• [Data lines]:
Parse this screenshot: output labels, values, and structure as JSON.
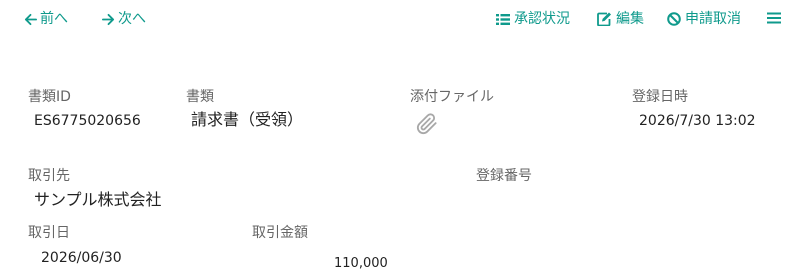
{
  "toolbar": {
    "prev_label": "前へ",
    "next_label": "次へ",
    "approval_status_label": "承認状況",
    "edit_label": "編集",
    "cancel_request_label": "申請取消"
  },
  "fields": {
    "document_id": {
      "label": "書類ID",
      "value": "ES6775020656"
    },
    "document_type": {
      "label": "書類",
      "value": "請求書（受領）"
    },
    "attachment": {
      "label": "添付ファイル"
    },
    "registered_at": {
      "label": "登録日時",
      "value": "2026/7/30 13:02"
    },
    "partner": {
      "label": "取引先",
      "value": "サンプル株式会社"
    },
    "registration_number": {
      "label": "登録番号",
      "value": ""
    },
    "transaction_date": {
      "label": "取引日",
      "value": "2026/06/30"
    },
    "transaction_amount": {
      "label": "取引金額",
      "value": "110,000"
    }
  },
  "colors": {
    "accent": "#0f9a8c",
    "label": "#666666",
    "text": "#222222"
  },
  "icons": [
    "arrow-left-icon",
    "arrow-right-icon",
    "list-icon",
    "edit-icon",
    "ban-icon",
    "menu-icon",
    "paperclip-icon"
  ]
}
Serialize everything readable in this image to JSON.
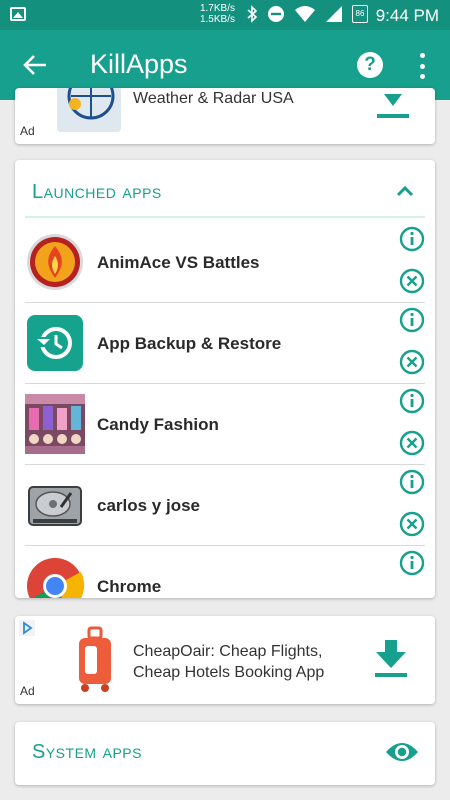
{
  "status_bar": {
    "net_up": "1.7KB/s",
    "net_down": "1.5KB/s",
    "time": "9:44 PM",
    "battery": "86"
  },
  "app_bar": {
    "title": "KillApps"
  },
  "ad_top": {
    "label": "Ad",
    "title": "Weather & Radar USA"
  },
  "launched_section": {
    "title": "Launched apps",
    "apps": [
      {
        "name": "AnimAce VS Battles"
      },
      {
        "name": "App Backup & Restore"
      },
      {
        "name": "Candy Fashion"
      },
      {
        "name": "carlos y jose"
      },
      {
        "name": "Chrome"
      }
    ]
  },
  "ad_bottom": {
    "label": "Ad",
    "title": "CheapOair: Cheap Flights, Cheap Hotels Booking App"
  },
  "system_section": {
    "title": "System apps"
  },
  "colors": {
    "primary": "#16a08d",
    "status_bar": "#14907f",
    "background": "#ececec"
  }
}
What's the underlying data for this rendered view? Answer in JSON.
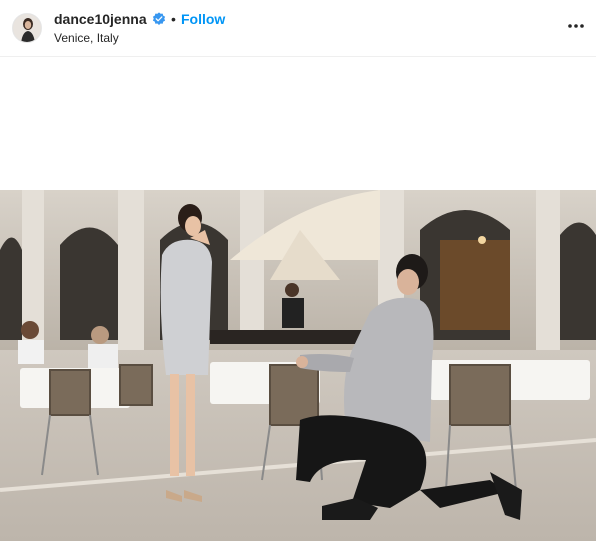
{
  "post": {
    "username": "dance10jenna",
    "separator": "•",
    "follow_label": "Follow",
    "location": "Venice, Italy",
    "verified": true,
    "icons": {
      "verified": "verified-badge-icon",
      "more": "more-options-icon"
    },
    "colors": {
      "follow": "#0095f6",
      "verified": "#3897f0",
      "text": "#262626"
    }
  }
}
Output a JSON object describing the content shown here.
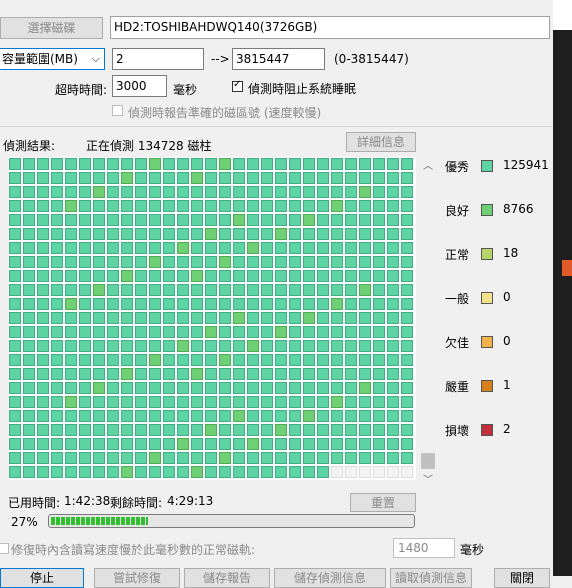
{
  "drive": {
    "select_button": "選擇磁碟",
    "name": "HD2:TOSHIBAHDWQ140(3726GB)"
  },
  "range": {
    "mode": "容量範圍(MB)",
    "start": "2",
    "arrow": "-->",
    "end": "3815447",
    "limits": "(0-3815447)"
  },
  "timeout": {
    "label": "超時時間:",
    "value": "3000",
    "unit": "毫秒",
    "prevent_sleep_label": "偵測時阻止系統睡眠",
    "prevent_sleep_checked": true,
    "report_sector_label": "偵測時報告準確的磁區號 (速度較慢)",
    "report_sector_checked": false
  },
  "results": {
    "label": "偵測結果:",
    "status": "正在偵測 134728 磁柱",
    "details_button": "詳細信息"
  },
  "legend": [
    {
      "label": "優秀",
      "color": "#5ed3a4",
      "count": "125941"
    },
    {
      "label": "良好",
      "color": "#6fcf74",
      "count": "8766"
    },
    {
      "label": "正常",
      "color": "#b6d46a",
      "count": "18"
    },
    {
      "label": "一般",
      "color": "#f3e08a",
      "count": "0"
    },
    {
      "label": "欠佳",
      "color": "#f2b24a",
      "count": "0"
    },
    {
      "label": "嚴重",
      "color": "#d6801c",
      "count": "1"
    },
    {
      "label": "損壞",
      "color": "#c0303a",
      "count": "2"
    }
  ],
  "time": {
    "elapsed_label": "已用時間:",
    "elapsed": "1:42:38",
    "remaining_label": "剩餘時間:",
    "remaining": "4:29:13",
    "reset_button": "重置"
  },
  "progress": {
    "percent_text": "27%",
    "fraction": 0.27
  },
  "repair": {
    "label": "修復時內含讀寫速度慢於此毫秒數的正常磁軌:",
    "value": "1480",
    "unit": "毫秒"
  },
  "bottom_buttons": [
    "停止",
    "嘗試修復",
    "儲存報告",
    "儲存偵測信息",
    "讀取偵測信息",
    "關閉"
  ],
  "colors": {
    "excellent": "#5ed3a4",
    "good": "#6fcf74",
    "progress": "#2fbf2f"
  }
}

• [Given task]: Select every line in the material above where the string "verified" occurs, and copy it.

• [Written reply]:
    "verified": true,
      "verified": "verified-badge-icon",
      "verified": "#3897f0",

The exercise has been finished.